(Element-and-box listings)

- - -

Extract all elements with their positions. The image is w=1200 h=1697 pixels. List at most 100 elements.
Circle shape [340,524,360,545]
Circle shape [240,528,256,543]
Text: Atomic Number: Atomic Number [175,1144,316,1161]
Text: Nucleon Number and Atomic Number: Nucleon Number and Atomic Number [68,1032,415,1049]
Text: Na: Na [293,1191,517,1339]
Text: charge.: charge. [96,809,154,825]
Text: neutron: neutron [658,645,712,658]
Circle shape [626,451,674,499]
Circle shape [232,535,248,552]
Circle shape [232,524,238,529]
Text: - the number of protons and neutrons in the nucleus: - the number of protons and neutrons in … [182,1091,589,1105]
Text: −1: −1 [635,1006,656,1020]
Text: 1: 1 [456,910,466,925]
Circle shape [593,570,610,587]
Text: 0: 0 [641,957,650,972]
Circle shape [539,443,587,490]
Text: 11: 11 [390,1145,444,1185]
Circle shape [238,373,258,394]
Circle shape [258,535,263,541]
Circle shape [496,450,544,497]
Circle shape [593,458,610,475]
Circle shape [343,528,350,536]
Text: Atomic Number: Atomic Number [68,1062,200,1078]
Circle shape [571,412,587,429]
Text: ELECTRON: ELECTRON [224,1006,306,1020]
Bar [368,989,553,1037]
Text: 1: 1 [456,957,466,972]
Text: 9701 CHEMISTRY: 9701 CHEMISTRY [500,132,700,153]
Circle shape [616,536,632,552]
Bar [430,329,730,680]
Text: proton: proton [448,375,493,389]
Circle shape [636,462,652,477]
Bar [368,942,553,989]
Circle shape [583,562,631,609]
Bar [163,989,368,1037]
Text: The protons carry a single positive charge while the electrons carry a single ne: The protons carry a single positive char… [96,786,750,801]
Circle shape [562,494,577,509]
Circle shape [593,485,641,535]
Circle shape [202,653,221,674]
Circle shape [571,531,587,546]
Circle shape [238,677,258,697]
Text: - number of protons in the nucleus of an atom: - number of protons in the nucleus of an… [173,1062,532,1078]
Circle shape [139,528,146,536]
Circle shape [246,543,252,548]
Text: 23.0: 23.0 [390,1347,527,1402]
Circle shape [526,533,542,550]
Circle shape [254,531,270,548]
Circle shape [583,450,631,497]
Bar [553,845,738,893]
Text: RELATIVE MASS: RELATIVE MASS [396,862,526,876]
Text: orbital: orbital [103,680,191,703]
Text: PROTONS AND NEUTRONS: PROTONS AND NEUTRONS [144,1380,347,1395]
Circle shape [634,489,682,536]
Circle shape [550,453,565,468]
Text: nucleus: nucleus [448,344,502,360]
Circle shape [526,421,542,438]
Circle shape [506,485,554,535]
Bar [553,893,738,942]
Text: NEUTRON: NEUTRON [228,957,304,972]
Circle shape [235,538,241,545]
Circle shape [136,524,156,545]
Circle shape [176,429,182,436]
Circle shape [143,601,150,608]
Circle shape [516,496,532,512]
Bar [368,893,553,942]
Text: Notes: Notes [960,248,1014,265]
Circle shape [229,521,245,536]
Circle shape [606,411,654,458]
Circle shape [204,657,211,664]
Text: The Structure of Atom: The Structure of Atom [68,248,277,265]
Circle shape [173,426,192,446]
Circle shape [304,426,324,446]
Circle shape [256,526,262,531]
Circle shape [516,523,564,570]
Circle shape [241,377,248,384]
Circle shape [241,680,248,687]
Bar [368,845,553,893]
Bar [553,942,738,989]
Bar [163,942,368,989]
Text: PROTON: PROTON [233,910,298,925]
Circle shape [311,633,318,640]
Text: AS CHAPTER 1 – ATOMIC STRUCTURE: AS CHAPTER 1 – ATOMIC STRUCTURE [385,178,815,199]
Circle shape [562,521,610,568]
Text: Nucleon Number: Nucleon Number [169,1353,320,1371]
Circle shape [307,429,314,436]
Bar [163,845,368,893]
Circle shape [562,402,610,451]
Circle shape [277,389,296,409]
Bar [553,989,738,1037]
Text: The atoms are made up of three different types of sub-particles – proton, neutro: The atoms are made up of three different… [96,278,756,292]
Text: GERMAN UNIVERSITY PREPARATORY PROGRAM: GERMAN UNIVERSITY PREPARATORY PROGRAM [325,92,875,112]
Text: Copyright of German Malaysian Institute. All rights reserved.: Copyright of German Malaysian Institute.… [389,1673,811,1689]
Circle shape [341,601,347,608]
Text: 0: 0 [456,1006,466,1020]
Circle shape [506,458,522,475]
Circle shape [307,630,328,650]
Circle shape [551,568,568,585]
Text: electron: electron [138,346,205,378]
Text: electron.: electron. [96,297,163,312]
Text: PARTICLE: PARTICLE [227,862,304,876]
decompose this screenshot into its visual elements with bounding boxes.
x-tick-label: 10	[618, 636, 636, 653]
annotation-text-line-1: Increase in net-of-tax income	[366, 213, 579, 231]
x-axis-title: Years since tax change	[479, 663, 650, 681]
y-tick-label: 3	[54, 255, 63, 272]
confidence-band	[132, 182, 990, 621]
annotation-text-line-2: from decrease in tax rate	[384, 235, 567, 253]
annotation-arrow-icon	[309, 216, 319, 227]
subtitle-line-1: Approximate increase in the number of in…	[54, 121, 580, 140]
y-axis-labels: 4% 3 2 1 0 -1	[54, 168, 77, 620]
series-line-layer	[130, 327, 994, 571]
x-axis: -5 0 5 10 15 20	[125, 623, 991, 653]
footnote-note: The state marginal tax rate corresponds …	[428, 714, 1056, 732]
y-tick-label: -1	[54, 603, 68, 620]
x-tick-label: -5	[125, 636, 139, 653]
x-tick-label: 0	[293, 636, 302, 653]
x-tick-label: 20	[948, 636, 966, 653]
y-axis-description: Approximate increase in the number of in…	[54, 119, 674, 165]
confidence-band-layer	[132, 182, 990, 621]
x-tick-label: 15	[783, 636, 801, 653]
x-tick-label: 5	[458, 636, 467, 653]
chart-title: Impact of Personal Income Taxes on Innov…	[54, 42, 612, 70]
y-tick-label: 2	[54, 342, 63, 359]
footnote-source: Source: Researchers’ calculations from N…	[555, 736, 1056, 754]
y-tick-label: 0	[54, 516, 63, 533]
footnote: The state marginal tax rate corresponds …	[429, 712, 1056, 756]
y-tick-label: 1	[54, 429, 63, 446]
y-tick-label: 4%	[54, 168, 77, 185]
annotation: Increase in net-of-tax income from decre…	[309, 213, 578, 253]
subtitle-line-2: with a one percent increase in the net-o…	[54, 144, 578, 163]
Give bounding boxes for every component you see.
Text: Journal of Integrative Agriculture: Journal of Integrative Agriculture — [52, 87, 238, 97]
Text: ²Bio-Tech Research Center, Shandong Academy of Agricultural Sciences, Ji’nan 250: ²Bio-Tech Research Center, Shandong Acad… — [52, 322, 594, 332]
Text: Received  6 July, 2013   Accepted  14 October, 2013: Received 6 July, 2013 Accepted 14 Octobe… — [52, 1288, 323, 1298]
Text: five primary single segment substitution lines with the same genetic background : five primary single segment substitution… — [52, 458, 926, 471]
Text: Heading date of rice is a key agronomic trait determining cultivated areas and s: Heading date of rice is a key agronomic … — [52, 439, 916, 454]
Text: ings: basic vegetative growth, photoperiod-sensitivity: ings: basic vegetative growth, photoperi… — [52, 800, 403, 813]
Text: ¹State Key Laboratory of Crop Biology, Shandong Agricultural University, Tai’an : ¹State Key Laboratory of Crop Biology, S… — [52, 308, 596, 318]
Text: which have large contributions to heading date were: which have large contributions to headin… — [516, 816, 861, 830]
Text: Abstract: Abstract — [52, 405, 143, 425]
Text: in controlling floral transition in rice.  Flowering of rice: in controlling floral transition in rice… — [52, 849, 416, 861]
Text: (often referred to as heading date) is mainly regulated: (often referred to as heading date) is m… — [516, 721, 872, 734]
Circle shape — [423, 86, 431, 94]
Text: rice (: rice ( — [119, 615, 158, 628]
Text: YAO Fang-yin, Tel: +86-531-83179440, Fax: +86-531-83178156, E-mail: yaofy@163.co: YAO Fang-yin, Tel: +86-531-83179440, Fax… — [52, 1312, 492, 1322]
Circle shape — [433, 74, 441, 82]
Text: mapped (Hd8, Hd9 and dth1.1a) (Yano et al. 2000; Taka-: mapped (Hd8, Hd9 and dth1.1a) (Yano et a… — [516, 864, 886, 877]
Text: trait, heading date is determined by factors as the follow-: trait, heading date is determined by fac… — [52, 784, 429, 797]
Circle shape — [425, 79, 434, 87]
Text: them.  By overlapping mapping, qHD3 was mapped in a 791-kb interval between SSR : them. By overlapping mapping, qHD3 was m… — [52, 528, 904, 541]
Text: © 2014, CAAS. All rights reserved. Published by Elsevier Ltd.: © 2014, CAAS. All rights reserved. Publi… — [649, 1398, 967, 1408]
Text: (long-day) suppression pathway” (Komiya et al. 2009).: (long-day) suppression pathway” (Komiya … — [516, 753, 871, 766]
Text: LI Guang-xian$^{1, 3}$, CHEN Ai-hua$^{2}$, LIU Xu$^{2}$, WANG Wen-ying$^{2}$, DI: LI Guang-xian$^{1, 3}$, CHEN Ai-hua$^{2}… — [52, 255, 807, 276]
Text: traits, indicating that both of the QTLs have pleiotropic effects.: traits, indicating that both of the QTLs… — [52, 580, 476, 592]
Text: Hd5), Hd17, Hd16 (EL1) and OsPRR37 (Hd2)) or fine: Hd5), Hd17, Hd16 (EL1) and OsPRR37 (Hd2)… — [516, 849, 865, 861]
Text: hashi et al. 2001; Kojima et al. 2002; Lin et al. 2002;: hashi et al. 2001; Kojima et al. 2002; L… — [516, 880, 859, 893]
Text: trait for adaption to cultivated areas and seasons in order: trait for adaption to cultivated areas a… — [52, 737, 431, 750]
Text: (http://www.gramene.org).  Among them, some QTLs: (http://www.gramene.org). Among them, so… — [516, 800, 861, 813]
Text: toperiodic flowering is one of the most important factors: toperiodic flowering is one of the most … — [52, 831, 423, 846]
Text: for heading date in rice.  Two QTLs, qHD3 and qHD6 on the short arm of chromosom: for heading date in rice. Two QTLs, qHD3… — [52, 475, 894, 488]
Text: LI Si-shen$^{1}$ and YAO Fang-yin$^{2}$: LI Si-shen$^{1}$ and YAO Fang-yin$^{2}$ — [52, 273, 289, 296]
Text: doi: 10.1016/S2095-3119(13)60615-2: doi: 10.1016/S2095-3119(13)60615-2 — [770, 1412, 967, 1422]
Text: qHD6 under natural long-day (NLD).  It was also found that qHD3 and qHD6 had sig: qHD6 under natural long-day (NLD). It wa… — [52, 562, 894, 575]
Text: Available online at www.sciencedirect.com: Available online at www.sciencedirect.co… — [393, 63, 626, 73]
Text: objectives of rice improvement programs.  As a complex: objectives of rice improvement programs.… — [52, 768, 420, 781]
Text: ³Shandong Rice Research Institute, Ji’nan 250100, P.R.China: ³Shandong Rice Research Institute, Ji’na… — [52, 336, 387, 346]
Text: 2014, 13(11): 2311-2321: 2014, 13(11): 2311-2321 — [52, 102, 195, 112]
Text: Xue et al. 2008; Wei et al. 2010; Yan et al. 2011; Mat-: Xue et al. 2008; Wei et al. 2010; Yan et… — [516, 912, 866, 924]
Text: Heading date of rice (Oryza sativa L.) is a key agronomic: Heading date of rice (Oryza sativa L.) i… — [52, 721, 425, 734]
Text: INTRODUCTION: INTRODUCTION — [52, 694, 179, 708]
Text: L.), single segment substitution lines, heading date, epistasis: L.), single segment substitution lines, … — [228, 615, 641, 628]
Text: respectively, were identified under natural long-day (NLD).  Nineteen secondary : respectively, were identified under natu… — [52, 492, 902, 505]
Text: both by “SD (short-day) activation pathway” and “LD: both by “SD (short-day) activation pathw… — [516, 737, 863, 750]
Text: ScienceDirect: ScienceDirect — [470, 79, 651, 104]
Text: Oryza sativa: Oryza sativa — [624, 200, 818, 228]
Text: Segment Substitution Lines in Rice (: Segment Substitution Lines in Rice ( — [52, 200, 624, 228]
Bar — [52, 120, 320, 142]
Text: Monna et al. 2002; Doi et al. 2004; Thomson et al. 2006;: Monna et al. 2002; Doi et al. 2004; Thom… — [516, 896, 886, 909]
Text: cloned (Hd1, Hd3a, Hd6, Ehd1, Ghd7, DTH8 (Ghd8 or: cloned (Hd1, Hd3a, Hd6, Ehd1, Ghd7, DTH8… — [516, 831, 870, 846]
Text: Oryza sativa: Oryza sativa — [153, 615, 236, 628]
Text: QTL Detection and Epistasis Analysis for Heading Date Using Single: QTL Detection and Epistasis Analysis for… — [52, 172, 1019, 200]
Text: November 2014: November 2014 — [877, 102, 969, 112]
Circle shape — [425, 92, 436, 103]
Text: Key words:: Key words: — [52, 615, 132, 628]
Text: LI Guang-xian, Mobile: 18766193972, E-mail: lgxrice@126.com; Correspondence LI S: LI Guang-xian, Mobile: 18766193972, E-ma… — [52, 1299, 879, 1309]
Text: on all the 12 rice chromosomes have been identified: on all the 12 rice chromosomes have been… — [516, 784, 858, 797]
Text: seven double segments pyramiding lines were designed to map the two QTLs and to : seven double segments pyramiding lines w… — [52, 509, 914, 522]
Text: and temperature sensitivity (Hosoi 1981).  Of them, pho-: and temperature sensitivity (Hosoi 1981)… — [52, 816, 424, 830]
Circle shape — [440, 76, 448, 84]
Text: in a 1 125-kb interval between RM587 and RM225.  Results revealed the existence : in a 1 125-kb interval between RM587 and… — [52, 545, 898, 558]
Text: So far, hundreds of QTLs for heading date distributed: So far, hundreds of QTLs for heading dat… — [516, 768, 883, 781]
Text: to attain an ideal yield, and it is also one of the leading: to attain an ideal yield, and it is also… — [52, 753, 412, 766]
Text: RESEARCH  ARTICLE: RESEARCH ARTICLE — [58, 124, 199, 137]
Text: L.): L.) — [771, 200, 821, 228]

- - -

» TASK GOAL
Put the rows above, from the very first one through the line containing "Circle shape [232,524,238,529]", into a numbered list, leaving out any blank lines. Include both of those lines and nothing past the second.

» REPLY TO THE EXERCISE
1. Extract all elements with their positions. The image is w=1200 h=1697 pixels. List at most 100 elements.
2. Circle shape [340,524,360,545]
3. Circle shape [240,528,256,543]
4. Text: Atomic Number: Atomic Number [175,1144,316,1161]
5. Text: Nucleon Number and Atomic Number: Nucleon Number and Atomic Number [68,1032,415,1049]
6. Text: Na: Na [293,1191,517,1339]
7. Text: charge.: charge. [96,809,154,825]
8. Text: neutron: neutron [658,645,712,658]
9. Circle shape [626,451,674,499]
10. Circle shape [232,535,248,552]
11. Circle shape [232,524,238,529]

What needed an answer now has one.